** Excerpt to read follows **

Does using antibodies to target a therapeutic count as an immunotherapy.

Under Advances it says "Another strategy is to deliver a lethal radioactive dose directly to the target cell, which has been utilized in the case of the Zevalin therapeutic. A third strategy is to deliver a lethal chemical dose to the target, as used in the Mylotarg therapeutic"
but since that doesn't affect the host immune system shouldn't we exclude these ? They seem to be targeted therapys as mentioned above. - Rod57 (talk) 12:27, 11 April 2013 (UTC)[reply]

Adoptive T Cell Therapy

Hi Alexbrn, You removed some content on the cancer immunotherapy article regarding new information by the National Cancer Institute, National Institute of Health, and Science Magazine/Journal, with the stated reason that WP:MEDRS was violated. These sources are very reliable, and many more sources on the subject are available with a quick google search. You seem to be a valuable member of the wikipedia community, have edited many articles, and I believe I saw that you are a cancer survivor yourself. My family has been affected by cancer as well. I'm confused why you wouldn't want information regarding one of the most promising avenues of cancer immunotherapy treatment added to the cancer immunotherapy article. Thx Whodat2112 (talk) 15:27, 10 May 2014 (UTC)[reply]

The problem is the text is asserting some claims ("can mount a response") and implying efficacy through results ("majority of patients ... went in to complete remission") when the underlying sourcing is not strong enough to support such claims and implications. The sources are:
  1. a news item from NIH - which carefully qualifies its wording ("The research provides evidence that this immune response can be harnessed for therapeutic benefit in patients, according to the scientists")
  2. an earlier news update from NIH, again properly caveated ("These are small clinical trials, their lead investigators cautioned, and much more research is needed")

** End of Excerpt to read **

= Work to complete =
1. According to the discussion on cancer immunotherapy, which therapeutic delivers a lethal chemical dose to the target?
2. List the sources of the removed content that Whodat2112 names in the discussion on cancer immunotherapy.

** Data under study follows **

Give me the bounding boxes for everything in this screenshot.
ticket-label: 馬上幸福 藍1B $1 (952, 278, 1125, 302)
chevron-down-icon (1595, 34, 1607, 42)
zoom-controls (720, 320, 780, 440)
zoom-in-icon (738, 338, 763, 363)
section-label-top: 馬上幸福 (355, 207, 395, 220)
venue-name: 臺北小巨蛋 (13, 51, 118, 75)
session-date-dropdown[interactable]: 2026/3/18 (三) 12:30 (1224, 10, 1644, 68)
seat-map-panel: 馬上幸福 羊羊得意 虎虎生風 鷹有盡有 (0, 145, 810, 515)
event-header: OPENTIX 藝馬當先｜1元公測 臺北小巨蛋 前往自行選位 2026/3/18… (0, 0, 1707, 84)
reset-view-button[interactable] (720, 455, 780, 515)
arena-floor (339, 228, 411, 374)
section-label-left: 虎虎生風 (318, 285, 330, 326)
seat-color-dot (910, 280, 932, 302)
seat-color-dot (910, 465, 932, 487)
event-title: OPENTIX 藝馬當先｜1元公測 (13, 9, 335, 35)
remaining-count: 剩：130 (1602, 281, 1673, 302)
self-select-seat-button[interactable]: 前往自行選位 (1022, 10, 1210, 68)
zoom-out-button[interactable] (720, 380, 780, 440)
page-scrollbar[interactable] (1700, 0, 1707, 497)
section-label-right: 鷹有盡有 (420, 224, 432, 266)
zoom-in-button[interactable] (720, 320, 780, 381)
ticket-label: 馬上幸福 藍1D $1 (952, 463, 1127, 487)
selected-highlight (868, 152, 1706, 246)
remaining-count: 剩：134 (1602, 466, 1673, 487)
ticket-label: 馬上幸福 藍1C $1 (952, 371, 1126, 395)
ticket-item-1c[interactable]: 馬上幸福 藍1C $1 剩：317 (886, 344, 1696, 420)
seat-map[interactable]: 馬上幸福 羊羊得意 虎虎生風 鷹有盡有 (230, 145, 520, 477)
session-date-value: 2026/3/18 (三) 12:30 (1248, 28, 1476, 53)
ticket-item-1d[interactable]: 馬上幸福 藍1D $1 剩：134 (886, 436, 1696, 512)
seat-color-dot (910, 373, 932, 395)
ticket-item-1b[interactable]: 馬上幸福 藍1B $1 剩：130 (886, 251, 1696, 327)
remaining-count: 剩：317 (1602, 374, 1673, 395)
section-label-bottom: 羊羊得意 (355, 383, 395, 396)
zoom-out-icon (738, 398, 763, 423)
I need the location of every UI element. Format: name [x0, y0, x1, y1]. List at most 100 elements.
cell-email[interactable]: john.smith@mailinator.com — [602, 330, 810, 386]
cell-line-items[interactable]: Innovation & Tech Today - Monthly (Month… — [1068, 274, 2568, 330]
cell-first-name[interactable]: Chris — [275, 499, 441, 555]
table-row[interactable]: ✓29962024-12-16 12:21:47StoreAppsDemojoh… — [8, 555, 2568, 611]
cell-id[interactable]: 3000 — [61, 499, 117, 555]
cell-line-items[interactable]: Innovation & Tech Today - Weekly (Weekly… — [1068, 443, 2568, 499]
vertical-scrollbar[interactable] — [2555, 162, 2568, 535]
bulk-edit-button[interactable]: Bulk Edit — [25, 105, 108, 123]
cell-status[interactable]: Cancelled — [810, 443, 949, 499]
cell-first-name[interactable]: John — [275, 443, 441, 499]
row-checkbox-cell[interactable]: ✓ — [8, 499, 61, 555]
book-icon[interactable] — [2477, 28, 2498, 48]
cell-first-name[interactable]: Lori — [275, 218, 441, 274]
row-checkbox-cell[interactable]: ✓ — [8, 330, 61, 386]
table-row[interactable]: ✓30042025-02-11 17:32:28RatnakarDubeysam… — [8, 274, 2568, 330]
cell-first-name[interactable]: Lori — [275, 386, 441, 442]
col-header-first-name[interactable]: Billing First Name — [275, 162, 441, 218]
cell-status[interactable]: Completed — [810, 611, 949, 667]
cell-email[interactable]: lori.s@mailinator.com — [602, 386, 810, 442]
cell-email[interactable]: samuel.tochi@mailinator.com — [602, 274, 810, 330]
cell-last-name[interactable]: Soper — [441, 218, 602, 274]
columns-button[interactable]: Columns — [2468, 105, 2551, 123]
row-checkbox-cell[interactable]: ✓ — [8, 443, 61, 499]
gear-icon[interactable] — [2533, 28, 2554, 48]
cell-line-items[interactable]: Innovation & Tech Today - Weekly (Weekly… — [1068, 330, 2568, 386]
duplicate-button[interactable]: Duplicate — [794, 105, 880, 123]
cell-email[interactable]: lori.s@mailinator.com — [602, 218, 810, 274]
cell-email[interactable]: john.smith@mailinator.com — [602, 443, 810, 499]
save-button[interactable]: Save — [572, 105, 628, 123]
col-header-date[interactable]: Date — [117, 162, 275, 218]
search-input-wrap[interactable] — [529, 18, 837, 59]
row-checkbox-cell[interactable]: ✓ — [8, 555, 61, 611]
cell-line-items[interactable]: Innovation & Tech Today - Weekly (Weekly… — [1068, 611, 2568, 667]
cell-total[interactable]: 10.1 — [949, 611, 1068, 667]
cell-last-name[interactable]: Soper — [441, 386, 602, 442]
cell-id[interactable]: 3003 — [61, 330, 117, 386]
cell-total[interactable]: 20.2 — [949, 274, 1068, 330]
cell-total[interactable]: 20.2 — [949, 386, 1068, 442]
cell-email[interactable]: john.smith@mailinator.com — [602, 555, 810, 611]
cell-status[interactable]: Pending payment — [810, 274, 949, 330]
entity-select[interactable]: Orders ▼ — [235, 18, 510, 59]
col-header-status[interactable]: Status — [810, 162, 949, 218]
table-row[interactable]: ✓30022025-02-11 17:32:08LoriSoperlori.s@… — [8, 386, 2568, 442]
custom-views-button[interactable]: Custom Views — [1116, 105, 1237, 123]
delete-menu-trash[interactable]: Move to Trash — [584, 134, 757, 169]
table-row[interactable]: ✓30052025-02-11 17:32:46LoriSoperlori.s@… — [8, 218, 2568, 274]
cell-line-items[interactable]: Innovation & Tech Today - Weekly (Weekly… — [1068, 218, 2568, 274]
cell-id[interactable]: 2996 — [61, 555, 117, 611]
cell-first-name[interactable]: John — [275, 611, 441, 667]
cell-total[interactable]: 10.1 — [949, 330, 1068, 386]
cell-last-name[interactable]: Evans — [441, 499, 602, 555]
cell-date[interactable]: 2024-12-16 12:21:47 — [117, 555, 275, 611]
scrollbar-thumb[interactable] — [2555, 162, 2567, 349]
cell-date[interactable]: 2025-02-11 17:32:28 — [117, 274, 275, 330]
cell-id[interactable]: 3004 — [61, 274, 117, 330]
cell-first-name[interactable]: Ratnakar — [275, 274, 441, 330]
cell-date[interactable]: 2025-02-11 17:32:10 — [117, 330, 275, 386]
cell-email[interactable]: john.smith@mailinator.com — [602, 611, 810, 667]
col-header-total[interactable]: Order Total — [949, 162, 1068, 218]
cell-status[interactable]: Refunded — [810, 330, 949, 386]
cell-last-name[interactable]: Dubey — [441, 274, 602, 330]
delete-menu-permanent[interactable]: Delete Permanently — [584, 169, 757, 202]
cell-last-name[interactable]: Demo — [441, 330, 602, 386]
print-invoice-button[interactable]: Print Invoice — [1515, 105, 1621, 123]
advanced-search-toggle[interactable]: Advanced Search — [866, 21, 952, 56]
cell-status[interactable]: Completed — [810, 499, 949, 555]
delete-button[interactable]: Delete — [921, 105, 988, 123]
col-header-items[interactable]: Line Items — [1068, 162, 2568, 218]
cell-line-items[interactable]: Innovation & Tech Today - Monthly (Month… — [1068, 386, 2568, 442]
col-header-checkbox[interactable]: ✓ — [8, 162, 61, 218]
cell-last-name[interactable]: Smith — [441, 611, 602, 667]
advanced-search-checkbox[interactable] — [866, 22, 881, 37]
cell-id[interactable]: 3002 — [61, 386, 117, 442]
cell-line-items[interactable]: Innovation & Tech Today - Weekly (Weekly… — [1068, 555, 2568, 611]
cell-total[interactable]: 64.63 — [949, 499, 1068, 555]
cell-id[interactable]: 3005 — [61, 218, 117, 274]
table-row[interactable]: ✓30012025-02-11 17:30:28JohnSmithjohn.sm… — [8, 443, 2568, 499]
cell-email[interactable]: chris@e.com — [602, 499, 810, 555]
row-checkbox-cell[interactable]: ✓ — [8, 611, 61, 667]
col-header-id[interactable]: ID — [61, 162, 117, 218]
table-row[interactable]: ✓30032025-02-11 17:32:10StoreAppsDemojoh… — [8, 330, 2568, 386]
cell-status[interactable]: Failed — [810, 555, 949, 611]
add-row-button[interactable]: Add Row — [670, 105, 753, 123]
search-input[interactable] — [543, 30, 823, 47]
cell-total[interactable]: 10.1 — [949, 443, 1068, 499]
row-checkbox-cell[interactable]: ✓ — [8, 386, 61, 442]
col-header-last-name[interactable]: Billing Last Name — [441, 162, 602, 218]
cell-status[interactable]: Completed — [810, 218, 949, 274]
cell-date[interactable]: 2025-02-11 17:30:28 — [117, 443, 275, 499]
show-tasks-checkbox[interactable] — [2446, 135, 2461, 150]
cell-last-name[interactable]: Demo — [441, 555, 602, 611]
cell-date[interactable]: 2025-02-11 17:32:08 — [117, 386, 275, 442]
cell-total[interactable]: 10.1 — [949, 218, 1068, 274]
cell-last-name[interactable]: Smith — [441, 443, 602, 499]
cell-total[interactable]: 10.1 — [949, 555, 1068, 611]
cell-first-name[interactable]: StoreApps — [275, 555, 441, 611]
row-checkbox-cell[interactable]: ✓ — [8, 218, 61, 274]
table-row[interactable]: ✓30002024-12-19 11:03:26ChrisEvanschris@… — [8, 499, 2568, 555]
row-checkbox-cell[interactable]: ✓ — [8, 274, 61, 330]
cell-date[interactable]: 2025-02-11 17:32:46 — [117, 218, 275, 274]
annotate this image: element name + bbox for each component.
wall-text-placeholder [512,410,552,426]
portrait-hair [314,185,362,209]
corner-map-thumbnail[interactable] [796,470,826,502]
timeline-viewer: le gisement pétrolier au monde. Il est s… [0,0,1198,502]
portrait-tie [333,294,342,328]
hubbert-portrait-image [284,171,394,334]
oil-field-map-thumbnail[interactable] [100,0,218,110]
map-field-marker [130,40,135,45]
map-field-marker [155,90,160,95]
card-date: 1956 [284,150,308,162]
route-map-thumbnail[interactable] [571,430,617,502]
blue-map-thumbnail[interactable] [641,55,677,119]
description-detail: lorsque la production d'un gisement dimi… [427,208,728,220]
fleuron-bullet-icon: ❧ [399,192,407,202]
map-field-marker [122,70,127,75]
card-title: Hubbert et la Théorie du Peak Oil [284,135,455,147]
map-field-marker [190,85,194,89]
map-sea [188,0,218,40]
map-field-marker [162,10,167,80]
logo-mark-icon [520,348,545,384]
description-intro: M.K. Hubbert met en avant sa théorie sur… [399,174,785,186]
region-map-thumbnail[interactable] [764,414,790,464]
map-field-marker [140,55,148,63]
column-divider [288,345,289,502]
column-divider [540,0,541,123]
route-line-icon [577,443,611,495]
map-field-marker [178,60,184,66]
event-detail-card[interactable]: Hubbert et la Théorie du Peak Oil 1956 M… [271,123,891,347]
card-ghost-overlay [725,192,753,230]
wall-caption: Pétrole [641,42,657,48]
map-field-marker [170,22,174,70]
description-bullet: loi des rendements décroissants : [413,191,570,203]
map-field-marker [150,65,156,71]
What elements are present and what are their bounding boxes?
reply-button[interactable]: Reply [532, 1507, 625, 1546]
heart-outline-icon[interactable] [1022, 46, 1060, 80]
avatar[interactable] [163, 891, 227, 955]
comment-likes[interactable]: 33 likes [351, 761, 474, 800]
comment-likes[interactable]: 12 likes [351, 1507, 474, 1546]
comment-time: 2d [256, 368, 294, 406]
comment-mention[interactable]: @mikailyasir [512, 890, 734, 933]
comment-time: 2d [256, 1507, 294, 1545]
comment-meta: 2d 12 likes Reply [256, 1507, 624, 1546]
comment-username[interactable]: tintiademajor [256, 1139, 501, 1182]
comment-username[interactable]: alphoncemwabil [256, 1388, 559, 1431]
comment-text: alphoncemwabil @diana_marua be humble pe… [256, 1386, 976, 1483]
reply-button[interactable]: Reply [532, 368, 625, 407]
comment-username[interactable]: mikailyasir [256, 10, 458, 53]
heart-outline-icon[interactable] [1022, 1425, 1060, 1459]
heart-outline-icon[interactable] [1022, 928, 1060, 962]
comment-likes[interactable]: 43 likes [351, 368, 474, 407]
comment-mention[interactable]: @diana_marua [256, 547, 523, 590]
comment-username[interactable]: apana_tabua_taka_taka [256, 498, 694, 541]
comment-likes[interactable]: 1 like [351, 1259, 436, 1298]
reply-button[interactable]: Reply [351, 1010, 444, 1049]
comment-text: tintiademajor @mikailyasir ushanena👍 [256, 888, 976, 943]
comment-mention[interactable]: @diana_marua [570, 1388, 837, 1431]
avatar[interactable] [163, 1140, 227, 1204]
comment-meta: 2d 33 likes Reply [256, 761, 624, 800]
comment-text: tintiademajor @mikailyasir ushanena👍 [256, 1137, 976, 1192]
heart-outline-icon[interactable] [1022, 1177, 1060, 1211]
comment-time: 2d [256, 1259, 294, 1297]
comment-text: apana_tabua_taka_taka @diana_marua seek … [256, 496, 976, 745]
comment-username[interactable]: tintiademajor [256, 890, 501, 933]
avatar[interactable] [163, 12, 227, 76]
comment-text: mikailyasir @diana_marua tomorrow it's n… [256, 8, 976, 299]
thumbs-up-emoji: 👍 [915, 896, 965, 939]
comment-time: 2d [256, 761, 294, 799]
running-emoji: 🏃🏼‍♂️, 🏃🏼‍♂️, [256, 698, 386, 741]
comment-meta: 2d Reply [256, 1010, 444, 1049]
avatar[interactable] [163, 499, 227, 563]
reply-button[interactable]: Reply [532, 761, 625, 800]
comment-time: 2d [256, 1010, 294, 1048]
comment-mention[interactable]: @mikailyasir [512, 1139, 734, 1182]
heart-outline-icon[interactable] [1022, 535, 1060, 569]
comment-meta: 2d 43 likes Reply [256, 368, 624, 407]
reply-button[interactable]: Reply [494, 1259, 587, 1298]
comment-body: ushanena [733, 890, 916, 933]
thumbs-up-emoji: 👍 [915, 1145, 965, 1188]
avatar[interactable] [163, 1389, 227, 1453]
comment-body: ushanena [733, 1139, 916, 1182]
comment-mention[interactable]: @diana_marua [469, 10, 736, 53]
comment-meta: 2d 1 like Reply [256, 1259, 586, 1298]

** End of Data under study **

= Exercise results =
1. Mylotarg

2.
- National Cancer Institute
- National Institute of Health
- Science Magazine/Journal